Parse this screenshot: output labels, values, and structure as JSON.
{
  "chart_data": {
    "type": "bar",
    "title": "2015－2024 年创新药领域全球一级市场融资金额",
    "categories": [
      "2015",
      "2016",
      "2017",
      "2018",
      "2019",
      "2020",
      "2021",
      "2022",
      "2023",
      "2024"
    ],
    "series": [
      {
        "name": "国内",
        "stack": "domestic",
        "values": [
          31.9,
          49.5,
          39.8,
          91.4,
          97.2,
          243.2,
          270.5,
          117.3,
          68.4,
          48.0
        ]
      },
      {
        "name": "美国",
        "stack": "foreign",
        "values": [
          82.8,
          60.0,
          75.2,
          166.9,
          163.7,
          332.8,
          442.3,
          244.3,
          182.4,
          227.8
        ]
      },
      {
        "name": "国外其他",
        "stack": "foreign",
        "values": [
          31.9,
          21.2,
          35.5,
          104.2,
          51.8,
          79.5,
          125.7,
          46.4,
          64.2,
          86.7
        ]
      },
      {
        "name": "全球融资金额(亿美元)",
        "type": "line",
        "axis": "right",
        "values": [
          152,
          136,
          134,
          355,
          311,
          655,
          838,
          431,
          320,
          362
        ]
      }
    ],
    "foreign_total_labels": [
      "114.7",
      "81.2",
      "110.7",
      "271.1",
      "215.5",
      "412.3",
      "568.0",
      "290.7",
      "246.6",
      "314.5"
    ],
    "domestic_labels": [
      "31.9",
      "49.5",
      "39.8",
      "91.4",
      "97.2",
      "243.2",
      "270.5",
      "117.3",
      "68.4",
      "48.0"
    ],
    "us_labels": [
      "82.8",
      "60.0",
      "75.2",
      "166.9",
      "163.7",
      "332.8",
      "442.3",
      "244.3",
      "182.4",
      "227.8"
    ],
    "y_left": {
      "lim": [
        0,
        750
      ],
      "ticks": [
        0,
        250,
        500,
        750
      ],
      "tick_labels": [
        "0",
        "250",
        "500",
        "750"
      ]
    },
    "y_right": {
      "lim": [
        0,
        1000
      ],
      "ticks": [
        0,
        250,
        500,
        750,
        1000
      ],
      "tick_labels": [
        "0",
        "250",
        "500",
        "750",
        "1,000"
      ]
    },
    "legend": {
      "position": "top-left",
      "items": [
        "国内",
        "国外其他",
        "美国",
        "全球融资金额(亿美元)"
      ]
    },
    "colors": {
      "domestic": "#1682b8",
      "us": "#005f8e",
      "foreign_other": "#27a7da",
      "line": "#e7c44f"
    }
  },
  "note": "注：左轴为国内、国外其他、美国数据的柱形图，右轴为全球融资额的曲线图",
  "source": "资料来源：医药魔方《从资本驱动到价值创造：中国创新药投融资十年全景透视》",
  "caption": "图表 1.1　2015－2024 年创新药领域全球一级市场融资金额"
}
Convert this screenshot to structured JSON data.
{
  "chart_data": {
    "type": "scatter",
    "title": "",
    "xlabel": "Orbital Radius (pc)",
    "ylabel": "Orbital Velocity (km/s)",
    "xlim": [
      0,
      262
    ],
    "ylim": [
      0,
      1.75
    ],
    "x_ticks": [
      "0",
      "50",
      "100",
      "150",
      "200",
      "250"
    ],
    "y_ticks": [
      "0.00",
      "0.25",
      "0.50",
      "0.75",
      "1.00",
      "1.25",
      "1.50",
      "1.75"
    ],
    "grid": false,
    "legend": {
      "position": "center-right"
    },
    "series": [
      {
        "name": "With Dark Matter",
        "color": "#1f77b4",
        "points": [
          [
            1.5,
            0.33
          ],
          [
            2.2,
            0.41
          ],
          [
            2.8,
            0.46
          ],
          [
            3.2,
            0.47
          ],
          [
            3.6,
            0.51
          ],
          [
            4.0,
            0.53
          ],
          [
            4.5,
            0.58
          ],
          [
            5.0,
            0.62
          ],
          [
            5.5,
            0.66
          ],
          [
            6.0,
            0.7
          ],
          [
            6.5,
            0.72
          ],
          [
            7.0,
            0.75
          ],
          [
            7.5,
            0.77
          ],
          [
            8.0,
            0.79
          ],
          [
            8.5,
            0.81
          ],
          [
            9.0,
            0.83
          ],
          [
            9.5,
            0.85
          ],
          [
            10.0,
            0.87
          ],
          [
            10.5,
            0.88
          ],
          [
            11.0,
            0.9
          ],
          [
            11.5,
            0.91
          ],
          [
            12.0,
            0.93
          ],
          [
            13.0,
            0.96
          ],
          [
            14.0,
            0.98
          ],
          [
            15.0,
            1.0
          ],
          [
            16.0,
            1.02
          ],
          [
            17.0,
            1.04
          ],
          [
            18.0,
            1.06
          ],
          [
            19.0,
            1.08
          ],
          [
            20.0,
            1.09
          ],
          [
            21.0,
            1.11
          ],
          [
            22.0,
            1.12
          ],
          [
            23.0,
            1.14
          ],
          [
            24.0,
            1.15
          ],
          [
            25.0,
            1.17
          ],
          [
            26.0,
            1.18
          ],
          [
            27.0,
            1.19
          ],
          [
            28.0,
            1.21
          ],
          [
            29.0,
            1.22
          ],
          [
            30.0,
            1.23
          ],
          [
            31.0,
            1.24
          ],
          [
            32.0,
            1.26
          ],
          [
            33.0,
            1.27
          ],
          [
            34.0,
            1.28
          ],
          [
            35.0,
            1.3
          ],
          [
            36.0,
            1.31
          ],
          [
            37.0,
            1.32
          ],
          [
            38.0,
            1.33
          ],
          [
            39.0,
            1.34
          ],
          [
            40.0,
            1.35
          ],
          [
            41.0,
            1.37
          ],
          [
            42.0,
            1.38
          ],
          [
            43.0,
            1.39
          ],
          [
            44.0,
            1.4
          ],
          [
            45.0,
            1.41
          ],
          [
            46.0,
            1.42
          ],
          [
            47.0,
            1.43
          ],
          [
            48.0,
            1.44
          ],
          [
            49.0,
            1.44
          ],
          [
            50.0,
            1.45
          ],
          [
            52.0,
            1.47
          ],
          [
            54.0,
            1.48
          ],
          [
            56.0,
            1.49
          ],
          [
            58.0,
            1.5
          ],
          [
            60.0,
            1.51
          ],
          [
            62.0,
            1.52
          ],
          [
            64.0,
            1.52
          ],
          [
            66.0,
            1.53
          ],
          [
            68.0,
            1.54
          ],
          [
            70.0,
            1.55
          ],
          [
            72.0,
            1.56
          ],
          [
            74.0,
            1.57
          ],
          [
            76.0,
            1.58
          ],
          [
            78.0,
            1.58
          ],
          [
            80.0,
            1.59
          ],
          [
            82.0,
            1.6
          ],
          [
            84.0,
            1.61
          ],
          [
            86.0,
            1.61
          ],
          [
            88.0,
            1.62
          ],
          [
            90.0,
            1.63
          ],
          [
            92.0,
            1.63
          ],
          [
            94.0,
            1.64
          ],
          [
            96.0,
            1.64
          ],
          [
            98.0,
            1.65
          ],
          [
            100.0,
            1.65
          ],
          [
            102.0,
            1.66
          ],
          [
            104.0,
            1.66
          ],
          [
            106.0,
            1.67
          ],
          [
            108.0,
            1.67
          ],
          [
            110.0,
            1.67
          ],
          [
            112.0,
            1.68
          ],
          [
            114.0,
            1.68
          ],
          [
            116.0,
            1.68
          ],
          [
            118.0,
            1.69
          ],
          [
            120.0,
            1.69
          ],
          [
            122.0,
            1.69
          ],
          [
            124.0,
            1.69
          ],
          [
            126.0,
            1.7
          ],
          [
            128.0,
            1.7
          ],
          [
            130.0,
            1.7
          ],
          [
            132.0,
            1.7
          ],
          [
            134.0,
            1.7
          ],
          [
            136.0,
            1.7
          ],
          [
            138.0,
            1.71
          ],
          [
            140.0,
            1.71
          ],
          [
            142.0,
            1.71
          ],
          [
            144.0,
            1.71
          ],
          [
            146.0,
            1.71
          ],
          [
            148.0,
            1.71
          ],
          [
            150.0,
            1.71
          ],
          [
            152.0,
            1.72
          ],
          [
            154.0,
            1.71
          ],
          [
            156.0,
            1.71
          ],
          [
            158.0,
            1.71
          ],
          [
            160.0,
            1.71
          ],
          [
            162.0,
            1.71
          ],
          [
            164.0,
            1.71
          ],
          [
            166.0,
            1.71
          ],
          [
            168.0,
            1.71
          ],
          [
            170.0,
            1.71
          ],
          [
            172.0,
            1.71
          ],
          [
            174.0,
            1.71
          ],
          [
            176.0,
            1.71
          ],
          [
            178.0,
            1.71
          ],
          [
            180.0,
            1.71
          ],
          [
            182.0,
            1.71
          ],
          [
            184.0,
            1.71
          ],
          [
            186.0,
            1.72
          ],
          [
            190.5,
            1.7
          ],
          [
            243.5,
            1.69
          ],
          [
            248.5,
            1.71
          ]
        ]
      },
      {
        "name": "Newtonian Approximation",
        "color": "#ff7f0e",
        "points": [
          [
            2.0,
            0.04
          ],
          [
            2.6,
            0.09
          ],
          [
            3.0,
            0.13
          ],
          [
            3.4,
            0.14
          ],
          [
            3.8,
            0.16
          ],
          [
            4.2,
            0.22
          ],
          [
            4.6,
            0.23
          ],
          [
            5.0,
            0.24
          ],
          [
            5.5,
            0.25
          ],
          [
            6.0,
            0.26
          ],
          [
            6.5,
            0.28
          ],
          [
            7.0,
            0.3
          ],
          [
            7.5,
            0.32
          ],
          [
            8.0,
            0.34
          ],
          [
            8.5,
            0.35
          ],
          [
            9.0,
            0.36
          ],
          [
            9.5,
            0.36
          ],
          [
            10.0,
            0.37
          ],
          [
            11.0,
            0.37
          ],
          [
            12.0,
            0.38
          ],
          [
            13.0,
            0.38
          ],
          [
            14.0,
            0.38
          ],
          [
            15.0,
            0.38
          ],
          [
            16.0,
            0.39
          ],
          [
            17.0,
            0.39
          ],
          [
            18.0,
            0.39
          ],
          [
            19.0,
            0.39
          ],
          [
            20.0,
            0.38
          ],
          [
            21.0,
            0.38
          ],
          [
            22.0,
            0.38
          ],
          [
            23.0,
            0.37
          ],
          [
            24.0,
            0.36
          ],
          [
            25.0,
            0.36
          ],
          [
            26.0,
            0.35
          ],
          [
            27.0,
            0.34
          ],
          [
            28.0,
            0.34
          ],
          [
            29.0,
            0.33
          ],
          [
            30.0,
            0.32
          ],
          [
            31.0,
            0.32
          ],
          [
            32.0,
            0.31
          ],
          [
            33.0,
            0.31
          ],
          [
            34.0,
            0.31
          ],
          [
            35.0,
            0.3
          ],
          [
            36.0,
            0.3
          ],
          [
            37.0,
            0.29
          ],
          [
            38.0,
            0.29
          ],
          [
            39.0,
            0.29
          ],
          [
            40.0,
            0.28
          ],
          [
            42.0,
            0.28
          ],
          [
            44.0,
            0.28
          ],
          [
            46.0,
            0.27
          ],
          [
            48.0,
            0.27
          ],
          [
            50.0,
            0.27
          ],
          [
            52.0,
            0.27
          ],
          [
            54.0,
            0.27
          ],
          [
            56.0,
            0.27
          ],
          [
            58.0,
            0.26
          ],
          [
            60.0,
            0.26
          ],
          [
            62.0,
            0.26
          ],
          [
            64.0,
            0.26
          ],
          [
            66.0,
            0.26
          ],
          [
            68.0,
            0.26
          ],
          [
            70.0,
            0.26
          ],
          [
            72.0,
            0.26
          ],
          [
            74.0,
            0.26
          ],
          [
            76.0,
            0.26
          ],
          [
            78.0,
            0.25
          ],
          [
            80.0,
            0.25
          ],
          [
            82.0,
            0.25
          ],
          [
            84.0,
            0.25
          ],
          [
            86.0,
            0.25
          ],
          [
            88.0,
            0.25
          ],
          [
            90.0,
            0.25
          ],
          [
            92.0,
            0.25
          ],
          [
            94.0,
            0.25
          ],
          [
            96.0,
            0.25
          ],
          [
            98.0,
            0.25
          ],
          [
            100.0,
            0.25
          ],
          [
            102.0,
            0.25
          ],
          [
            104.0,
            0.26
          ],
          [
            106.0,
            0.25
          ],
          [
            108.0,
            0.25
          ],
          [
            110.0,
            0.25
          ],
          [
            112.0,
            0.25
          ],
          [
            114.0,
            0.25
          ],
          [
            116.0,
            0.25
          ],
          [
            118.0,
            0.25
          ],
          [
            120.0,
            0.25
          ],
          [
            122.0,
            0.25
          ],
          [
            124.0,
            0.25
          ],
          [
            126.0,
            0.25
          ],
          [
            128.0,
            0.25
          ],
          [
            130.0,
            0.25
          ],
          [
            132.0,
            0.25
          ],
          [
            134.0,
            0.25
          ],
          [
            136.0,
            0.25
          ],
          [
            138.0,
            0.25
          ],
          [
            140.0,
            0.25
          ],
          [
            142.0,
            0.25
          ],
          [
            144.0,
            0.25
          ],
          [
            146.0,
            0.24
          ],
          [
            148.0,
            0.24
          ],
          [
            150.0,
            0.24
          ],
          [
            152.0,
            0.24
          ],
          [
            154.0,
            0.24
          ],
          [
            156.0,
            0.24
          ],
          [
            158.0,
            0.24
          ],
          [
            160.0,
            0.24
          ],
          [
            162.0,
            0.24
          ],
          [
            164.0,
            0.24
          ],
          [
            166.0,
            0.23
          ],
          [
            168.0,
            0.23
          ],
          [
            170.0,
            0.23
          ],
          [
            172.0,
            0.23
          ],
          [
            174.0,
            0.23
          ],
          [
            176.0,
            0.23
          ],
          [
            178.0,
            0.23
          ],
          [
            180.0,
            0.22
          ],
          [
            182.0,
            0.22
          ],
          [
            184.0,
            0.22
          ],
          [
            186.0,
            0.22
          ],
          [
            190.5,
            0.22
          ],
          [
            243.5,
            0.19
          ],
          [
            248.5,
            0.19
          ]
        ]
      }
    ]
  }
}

→ **What you will do**
Identify the lines of the entries containing the string "国外其他". Copy each such line.

→ **Answer**
        "name": "国外其他",
        "国外其他",
  "note": "注：左轴为国内、国外其他、美国数据的柱形图，右轴为全球融资额的曲线图",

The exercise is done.